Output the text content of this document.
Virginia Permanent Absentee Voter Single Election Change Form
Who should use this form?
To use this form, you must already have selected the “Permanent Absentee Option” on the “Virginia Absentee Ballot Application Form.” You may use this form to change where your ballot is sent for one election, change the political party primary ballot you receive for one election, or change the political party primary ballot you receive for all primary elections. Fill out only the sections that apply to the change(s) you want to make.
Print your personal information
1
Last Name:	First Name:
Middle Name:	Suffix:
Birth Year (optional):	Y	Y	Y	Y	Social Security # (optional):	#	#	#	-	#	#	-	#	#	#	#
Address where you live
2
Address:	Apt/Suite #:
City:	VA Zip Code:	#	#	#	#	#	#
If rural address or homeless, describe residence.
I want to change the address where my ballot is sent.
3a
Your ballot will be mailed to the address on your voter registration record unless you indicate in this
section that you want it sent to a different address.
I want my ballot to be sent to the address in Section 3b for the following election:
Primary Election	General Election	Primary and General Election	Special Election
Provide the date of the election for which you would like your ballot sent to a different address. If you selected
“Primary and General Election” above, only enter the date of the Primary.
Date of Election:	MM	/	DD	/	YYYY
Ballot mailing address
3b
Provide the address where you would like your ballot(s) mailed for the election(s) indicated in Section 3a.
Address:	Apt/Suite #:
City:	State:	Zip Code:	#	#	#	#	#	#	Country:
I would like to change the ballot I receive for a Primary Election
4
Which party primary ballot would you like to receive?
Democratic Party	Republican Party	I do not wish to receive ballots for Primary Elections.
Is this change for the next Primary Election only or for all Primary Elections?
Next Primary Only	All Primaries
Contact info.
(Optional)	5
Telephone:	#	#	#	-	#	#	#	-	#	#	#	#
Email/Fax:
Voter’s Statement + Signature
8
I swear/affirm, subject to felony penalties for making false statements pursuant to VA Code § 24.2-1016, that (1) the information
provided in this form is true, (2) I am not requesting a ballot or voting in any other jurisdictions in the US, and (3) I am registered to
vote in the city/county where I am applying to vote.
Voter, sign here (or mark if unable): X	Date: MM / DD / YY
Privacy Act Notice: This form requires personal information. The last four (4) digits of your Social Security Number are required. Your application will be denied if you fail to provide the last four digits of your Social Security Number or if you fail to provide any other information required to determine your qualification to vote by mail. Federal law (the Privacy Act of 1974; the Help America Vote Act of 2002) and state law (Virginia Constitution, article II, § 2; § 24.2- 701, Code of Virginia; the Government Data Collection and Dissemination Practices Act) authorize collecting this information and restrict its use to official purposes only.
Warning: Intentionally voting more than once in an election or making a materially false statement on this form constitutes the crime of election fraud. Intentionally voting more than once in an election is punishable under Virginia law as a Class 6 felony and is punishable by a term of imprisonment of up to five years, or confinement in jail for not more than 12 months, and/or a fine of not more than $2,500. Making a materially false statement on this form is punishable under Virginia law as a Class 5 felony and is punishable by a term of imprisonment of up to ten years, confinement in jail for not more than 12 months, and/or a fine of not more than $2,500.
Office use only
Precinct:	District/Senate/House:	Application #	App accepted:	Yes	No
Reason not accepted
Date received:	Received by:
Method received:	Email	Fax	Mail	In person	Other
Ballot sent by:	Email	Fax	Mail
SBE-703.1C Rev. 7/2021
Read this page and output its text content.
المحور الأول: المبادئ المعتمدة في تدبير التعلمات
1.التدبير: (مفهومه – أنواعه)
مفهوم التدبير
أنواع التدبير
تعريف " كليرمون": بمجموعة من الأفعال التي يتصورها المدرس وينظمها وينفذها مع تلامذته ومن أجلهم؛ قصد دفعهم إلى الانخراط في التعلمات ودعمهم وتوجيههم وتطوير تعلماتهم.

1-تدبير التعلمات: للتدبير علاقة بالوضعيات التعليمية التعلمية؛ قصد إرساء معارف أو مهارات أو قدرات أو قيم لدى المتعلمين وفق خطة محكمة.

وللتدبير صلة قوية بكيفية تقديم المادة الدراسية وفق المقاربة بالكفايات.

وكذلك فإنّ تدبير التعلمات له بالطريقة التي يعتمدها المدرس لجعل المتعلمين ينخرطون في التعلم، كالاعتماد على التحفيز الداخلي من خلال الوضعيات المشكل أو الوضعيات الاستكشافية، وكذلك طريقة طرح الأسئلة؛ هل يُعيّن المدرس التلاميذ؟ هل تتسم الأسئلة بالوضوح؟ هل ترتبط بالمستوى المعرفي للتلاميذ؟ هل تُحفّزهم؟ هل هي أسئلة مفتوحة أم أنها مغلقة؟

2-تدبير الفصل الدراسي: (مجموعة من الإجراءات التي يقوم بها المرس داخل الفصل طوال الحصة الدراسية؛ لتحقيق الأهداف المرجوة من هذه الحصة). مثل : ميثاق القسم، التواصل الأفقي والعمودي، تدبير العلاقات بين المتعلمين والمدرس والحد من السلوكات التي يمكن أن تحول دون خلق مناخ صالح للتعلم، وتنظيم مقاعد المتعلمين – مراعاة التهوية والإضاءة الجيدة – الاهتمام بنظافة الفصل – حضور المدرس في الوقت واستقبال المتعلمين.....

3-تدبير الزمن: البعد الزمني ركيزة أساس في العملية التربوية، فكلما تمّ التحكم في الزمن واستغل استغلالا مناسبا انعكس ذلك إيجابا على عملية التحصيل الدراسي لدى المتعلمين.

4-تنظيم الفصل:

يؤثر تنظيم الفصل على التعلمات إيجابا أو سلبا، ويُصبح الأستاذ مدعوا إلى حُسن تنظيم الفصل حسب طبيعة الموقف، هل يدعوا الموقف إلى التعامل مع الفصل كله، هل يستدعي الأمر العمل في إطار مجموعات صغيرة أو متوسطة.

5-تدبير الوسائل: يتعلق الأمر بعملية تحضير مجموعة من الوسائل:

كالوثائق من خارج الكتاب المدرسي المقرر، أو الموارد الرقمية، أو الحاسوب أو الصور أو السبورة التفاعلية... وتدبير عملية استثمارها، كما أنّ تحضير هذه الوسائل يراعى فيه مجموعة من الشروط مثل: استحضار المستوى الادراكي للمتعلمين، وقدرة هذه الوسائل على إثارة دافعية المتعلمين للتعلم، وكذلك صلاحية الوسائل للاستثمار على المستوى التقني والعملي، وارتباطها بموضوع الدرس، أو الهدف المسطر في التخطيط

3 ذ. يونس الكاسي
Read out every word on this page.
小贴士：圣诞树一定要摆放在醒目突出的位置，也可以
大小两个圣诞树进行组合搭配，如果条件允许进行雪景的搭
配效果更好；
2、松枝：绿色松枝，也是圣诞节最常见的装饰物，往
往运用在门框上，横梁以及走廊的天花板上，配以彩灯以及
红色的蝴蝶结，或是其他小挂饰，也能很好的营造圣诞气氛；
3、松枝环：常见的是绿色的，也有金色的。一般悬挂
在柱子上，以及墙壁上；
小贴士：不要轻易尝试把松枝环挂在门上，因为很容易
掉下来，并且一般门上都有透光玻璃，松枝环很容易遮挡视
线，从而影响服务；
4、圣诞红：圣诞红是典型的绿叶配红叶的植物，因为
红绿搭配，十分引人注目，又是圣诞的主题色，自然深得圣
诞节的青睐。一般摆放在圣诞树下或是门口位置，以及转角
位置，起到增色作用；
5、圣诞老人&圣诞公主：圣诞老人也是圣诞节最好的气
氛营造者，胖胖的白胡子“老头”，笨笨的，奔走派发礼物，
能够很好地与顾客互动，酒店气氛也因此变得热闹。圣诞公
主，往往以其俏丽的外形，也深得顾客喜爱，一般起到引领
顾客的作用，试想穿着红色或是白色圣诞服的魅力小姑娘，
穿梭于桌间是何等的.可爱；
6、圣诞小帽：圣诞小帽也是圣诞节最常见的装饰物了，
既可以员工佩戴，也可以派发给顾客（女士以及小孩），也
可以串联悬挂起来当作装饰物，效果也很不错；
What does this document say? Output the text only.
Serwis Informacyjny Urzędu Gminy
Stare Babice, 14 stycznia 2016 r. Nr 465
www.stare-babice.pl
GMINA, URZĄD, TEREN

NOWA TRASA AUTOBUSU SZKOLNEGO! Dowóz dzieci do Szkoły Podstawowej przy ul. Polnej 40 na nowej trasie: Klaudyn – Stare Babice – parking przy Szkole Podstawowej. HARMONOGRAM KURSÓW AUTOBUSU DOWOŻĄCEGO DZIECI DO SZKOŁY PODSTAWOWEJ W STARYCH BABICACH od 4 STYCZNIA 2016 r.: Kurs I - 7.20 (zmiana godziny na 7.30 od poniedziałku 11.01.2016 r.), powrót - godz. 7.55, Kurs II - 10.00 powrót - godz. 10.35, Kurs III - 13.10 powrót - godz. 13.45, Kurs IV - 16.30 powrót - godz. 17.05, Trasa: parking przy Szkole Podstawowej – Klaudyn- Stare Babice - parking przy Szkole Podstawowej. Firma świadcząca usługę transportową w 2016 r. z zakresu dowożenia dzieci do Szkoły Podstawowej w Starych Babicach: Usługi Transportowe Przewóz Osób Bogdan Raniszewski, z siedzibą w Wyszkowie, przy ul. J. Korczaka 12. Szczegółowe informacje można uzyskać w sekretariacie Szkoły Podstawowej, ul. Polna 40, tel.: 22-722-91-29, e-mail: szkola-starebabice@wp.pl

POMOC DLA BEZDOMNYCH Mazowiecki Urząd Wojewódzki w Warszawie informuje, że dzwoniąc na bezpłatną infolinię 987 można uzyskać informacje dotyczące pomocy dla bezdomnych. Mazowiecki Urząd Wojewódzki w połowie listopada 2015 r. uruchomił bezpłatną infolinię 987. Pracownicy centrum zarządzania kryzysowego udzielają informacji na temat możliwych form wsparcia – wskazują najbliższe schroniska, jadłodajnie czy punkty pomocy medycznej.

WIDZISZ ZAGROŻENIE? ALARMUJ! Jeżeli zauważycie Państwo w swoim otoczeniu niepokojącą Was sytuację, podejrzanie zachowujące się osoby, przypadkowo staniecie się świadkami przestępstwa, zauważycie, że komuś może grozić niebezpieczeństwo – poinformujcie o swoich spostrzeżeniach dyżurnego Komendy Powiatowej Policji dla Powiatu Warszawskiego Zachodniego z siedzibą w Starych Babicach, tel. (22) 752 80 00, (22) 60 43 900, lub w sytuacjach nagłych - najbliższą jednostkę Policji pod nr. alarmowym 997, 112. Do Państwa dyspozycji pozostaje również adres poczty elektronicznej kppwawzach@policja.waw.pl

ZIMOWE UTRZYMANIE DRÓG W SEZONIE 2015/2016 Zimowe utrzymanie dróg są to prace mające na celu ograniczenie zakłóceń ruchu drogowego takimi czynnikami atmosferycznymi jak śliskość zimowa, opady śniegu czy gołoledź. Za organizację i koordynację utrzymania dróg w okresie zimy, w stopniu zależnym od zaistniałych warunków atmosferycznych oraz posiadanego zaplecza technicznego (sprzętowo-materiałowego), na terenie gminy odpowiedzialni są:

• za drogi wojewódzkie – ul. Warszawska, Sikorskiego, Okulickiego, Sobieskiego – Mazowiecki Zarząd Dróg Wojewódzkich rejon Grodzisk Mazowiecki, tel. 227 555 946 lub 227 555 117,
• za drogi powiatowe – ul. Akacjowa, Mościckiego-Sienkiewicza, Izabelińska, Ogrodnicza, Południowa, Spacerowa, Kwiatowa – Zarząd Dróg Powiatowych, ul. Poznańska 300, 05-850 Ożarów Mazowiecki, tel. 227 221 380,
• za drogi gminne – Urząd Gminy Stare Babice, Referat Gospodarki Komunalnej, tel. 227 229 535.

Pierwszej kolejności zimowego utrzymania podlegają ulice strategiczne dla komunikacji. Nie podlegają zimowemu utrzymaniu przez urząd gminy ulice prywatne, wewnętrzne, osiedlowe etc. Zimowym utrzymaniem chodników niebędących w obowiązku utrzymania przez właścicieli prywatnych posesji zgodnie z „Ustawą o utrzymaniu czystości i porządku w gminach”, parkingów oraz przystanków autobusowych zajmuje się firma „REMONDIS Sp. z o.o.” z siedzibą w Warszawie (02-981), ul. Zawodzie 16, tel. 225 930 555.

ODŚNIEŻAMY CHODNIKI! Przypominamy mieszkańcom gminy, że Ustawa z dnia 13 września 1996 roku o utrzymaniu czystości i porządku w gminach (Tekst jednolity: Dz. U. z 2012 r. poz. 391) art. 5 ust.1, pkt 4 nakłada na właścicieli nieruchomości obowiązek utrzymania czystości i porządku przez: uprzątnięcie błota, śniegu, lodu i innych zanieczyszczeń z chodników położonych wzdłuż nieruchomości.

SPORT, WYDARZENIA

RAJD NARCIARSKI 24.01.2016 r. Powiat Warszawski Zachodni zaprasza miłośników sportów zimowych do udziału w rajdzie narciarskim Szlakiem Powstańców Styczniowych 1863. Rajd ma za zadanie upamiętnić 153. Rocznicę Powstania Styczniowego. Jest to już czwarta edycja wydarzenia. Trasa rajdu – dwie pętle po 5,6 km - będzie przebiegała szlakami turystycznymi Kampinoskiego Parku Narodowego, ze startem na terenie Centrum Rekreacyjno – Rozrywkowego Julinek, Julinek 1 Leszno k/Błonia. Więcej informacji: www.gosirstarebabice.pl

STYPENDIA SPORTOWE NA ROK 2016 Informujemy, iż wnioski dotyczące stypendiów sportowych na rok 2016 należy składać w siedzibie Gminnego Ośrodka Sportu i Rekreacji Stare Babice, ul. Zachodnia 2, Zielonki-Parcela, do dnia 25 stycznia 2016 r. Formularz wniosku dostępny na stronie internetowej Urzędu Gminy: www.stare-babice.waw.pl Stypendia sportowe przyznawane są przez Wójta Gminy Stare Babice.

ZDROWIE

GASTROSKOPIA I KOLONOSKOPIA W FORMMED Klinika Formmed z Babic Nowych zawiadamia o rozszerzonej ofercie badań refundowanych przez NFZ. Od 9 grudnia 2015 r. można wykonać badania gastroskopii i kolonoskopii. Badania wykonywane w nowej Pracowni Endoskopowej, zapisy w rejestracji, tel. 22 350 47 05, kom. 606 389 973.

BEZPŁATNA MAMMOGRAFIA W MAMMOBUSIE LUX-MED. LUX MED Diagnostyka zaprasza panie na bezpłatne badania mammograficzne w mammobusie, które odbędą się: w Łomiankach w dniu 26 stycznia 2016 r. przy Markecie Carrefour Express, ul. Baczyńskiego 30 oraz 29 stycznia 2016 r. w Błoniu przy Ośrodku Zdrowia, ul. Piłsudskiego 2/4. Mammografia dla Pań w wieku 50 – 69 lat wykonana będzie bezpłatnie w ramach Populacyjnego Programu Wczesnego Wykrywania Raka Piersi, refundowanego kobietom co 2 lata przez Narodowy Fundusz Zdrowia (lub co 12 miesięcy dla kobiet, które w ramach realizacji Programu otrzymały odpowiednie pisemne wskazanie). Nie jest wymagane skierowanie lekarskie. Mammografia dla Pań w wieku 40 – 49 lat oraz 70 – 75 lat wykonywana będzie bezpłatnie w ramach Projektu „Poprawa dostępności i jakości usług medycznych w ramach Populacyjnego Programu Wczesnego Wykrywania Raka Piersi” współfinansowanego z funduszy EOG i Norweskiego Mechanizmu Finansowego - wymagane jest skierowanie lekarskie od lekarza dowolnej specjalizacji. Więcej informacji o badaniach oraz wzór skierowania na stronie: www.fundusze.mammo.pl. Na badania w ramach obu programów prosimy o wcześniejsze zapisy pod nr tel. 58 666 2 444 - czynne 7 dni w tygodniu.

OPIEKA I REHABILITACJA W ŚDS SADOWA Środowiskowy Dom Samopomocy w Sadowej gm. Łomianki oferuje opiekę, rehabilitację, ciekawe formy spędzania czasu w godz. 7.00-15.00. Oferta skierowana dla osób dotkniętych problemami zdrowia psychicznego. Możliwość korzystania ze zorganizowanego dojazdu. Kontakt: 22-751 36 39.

### Work required
Collect each line above holding the string "like".

### Solution for this exercise
Provide the date of the election for which you would like your ballot sent to a different address. If you selected
Provide the address where you would like your ballot(s) mailed for the election(s) indicated in Section 3a.
I would like to change the ballot I receive for a Primary Election
Which party primary ballot would you like to receive?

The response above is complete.